- _REQUEST_:
Your task is to transcribe all the entries exactly, excluding pictures.

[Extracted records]

......

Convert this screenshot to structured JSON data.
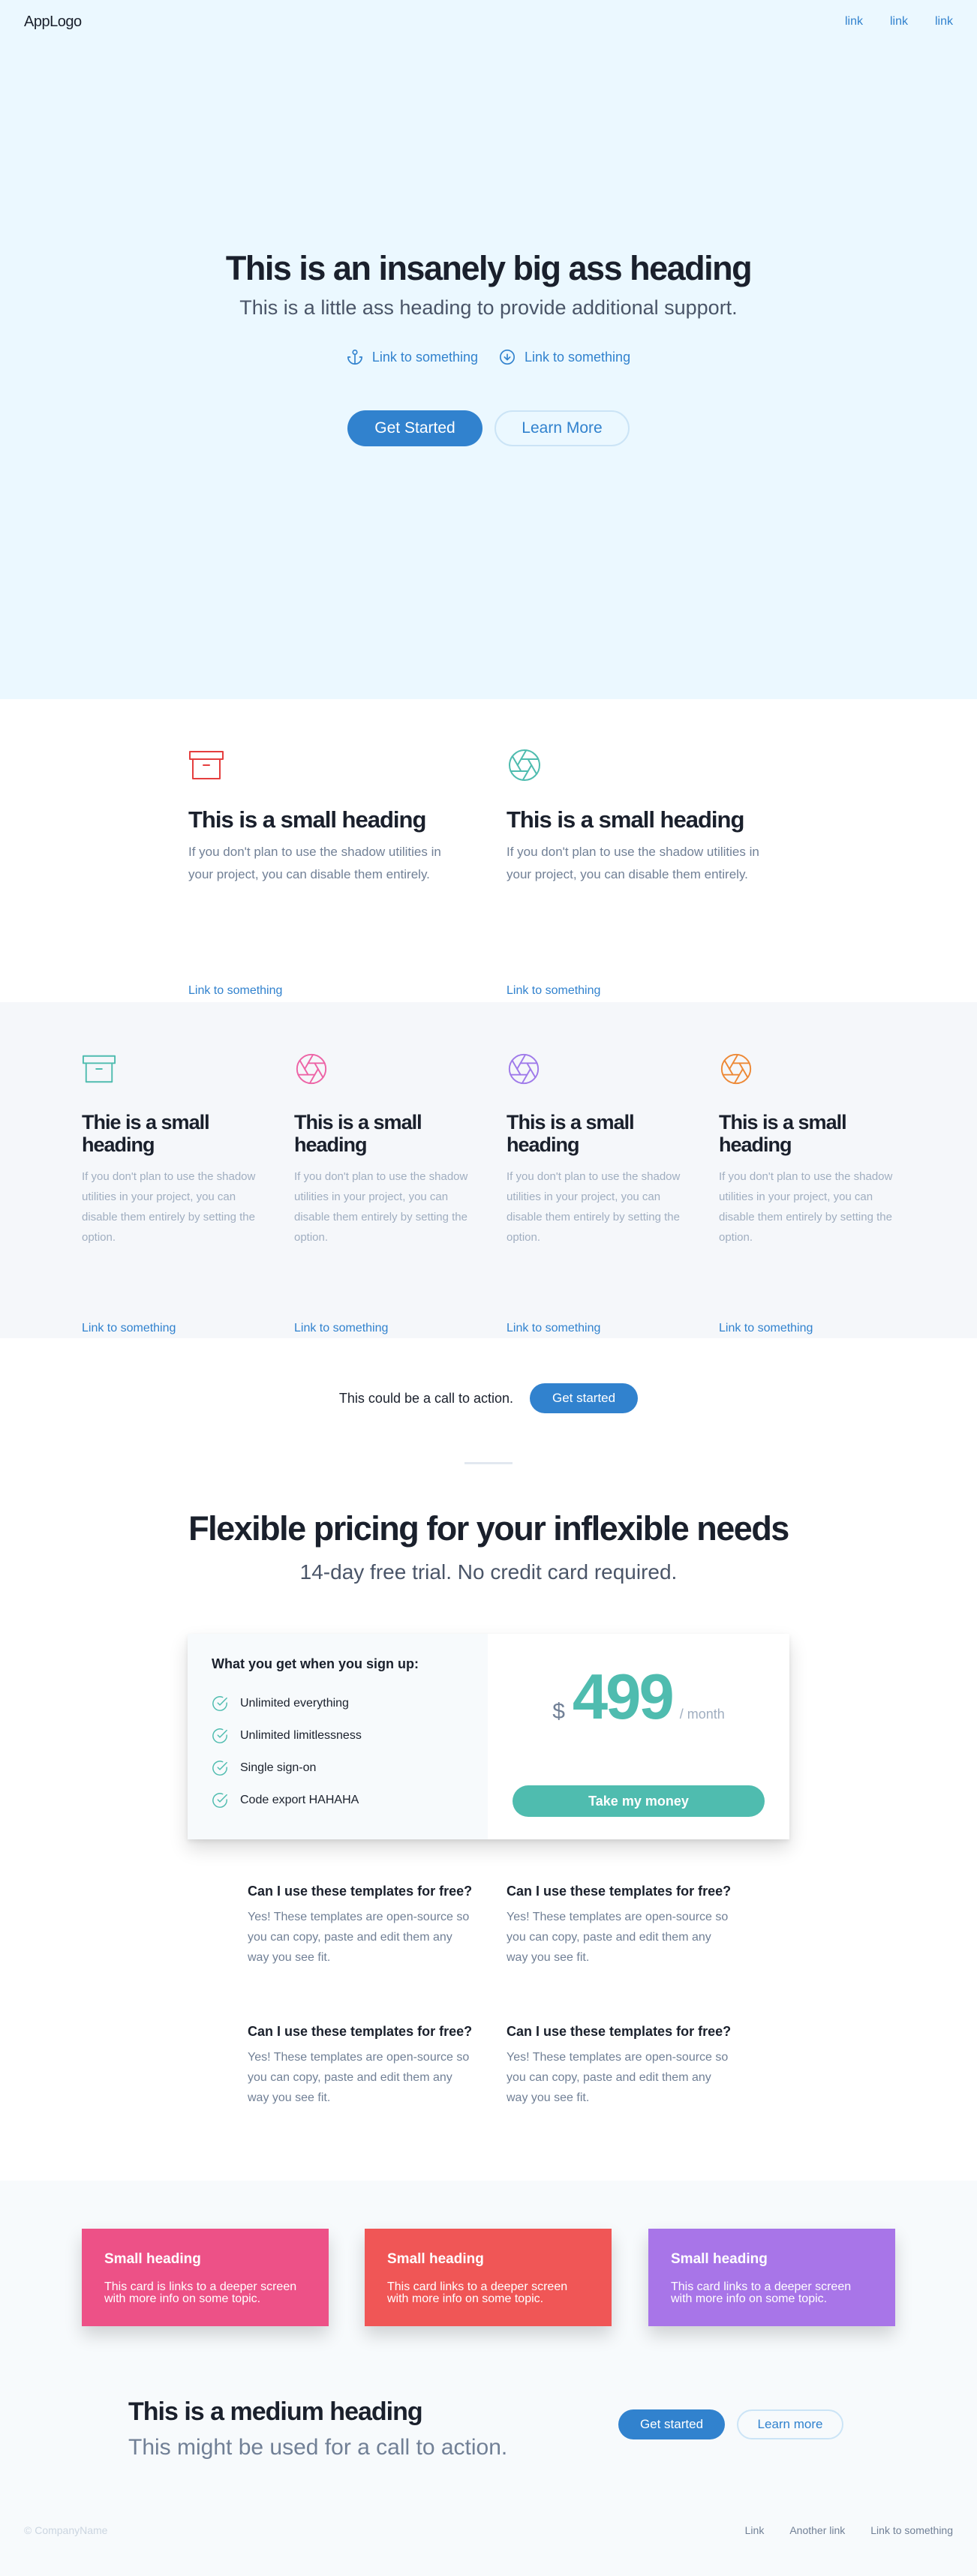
{
  "nav": {
    "logo": "AppLogo",
    "links": [
      "link",
      "link",
      "link"
    ]
  },
  "hero": {
    "title": "This is an insanely big ass heading",
    "subtitle": "This is a little ass heading to provide additional support.",
    "links": [
      "Link to something",
      "Link to something"
    ],
    "primary_button": "Get Started",
    "secondary_button": "Learn More"
  },
  "features_two": [
    {
      "icon": "archive-icon",
      "color": "#e53e3e",
      "title": "This is a small heading",
      "text": "If you don't plan to use the shadow utilities in your project, you can disable them entirely.",
      "link": "Link to something"
    },
    {
      "icon": "aperture-icon",
      "color": "#4fbcaf",
      "title": "This is a small heading",
      "text": "If you don't plan to use the shadow utilities in your project, you can disable them entirely.",
      "link": "Link to something"
    }
  ],
  "features_four": [
    {
      "icon": "archive-icon",
      "color": "#4fbcaf",
      "title": "Thie is a small heading",
      "text": "If you don't plan to use the shadow utilities in your project, you can disable them entirely by setting the option.",
      "link": "Link to something"
    },
    {
      "icon": "aperture-icon",
      "color": "#ed64a6",
      "title": "This is a small heading",
      "text": "If you don't plan to use the shadow utilities in your project, you can disable them entirely by setting the option.",
      "link": "Link to something"
    },
    {
      "icon": "aperture-icon",
      "color": "#9f7aea",
      "title": "This is a small heading",
      "text": "If you don't plan to use the shadow utilities in your project, you can disable them entirely by setting the option.",
      "link": "Link to something"
    },
    {
      "icon": "aperture-icon",
      "color": "#ed8936",
      "title": "This is a small heading",
      "text": "If you don't plan to use the shadow utilities in your project, you can disable them entirely by setting the option.",
      "link": "Link to something"
    }
  ],
  "cta": {
    "text": "This could be a call to action.",
    "button": "Get started"
  },
  "pricing": {
    "title": "Flexible pricing for your inflexible needs",
    "subtitle": "14-day free trial. No credit card required.",
    "includes_heading": "What you get when you sign up:",
    "features": [
      "Unlimited everything",
      "Unlimited limitlessness",
      "Single sign-on",
      "Code export HAHAHA"
    ],
    "currency": "$",
    "price": "499",
    "period": "/ month",
    "button": "Take my money",
    "accent": "#4fbcaf"
  },
  "faq": [
    {
      "q": "Can I use these templates for free?",
      "a": "Yes! These templates are open-source so you can copy, paste and edit them any way you see fit."
    },
    {
      "q": "Can I use these templates for free?",
      "a": "Yes! These templates are open-source so you can copy, paste and edit them any way you see fit."
    },
    {
      "q": "Can I use these templates for free?",
      "a": "Yes! These templates are open-source so you can copy, paste and edit them any way you see fit."
    },
    {
      "q": "Can I use these templates for free?",
      "a": "Yes! These templates are open-source so you can copy, paste and edit them any way you see fit."
    }
  ],
  "cards": [
    {
      "title": "Small heading",
      "text": "This card is links to a deeper screen with more info on some topic.",
      "color": "#ed5187"
    },
    {
      "title": "Small heading",
      "text": "This card links to a deeper screen with more info on some topic.",
      "color": "#f05656"
    },
    {
      "title": "Small heading",
      "text": "This card links to a deeper screen with more info on some topic.",
      "color": "#a875e8"
    }
  ],
  "medium": {
    "title": "This is a medium heading",
    "subtitle": "This might be used for a call to action.",
    "primary_button": "Get started",
    "secondary_button": "Learn more"
  },
  "footer": {
    "copyright": "© CompanyName",
    "links": [
      "Link",
      "Another link",
      "Link to something"
    ]
  }
}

......

- _FULL ANSWER_:
Convert this screenshot to structured JSON data.
{
  "nav": {
    "logo": "AppLogo",
    "links": [
      "link",
      "link",
      "link"
    ]
  },
  "hero": {
    "title": "This is an insanely big ass heading",
    "subtitle": "This is a little ass heading to provide additional support.",
    "links": [
      "Link to something",
      "Link to something"
    ],
    "primary_button": "Get Started",
    "secondary_button": "Learn More"
  },
  "features_two": [
    {
      "icon": "archive-icon",
      "color": "#e53e3e",
      "title": "This is a small heading",
      "text": "If you don't plan to use the shadow utilities in your project, you can disable them entirely.",
      "link": "Link to something"
    },
    {
      "icon": "aperture-icon",
      "color": "#4fbcaf",
      "title": "This is a small heading",
      "text": "If you don't plan to use the shadow utilities in your project, you can disable them entirely.",
      "link": "Link to something"
    }
  ],
  "features_four": [
    {
      "icon": "archive-icon",
      "color": "#4fbcaf",
      "title": "Thie is a small heading",
      "text": "If you don't plan to use the shadow utilities in your project, you can disable them entirely by setting the option.",
      "link": "Link to something"
    },
    {
      "icon": "aperture-icon",
      "color": "#ed64a6",
      "title": "This is a small heading",
      "text": "If you don't plan to use the shadow utilities in your project, you can disable them entirely by setting the option.",
      "link": "Link to something"
    },
    {
      "icon": "aperture-icon",
      "color": "#9f7aea",
      "title": "This is a small heading",
      "text": "If you don't plan to use the shadow utilities in your project, you can disable them entirely by setting the option.",
      "link": "Link to something"
    },
    {
      "icon": "aperture-icon",
      "color": "#ed8936",
      "title": "This is a small heading",
      "text": "If you don't plan to use the shadow utilities in your project, you can disable them entirely by setting the option.",
      "link": "Link to something"
    }
  ],
  "cta": {
    "text": "This could be a call to action.",
    "button": "Get started"
  },
  "pricing": {
    "title": "Flexible pricing for your inflexible needs",
    "subtitle": "14-day free trial. No credit card required.",
    "includes_heading": "What you get when you sign up:",
    "features": [
      "Unlimited everything",
      "Unlimited limitlessness",
      "Single sign-on",
      "Code export HAHAHA"
    ],
    "currency": "$",
    "price": "499",
    "period": "/ month",
    "button": "Take my money",
    "accent": "#4fbcaf"
  },
  "faq": [
    {
      "q": "Can I use these templates for free?",
      "a": "Yes! These templates are open-source so you can copy, paste and edit them any way you see fit."
    },
    {
      "q": "Can I use these templates for free?",
      "a": "Yes! These templates are open-source so you can copy, paste and edit them any way you see fit."
    },
    {
      "q": "Can I use these templates for free?",
      "a": "Yes! These templates are open-source so you can copy, paste and edit them any way you see fit."
    },
    {
      "q": "Can I use these templates for free?",
      "a": "Yes! These templates are open-source so you can copy, paste and edit them any way you see fit."
    }
  ],
  "cards": [
    {
      "title": "Small heading",
      "text": "This card is links to a deeper screen with more info on some topic.",
      "color": "#ed5187"
    },
    {
      "title": "Small heading",
      "text": "This card links to a deeper screen with more info on some topic.",
      "color": "#f05656"
    },
    {
      "title": "Small heading",
      "text": "This card links to a deeper screen with more info on some topic.",
      "color": "#a875e8"
    }
  ],
  "medium": {
    "title": "This is a medium heading",
    "subtitle": "This might be used for a call to action.",
    "primary_button": "Get started",
    "secondary_button": "Learn more"
  },
  "footer": {
    "copyright": "© CompanyName",
    "links": [
      "Link",
      "Another link",
      "Link to something"
    ]
  }
}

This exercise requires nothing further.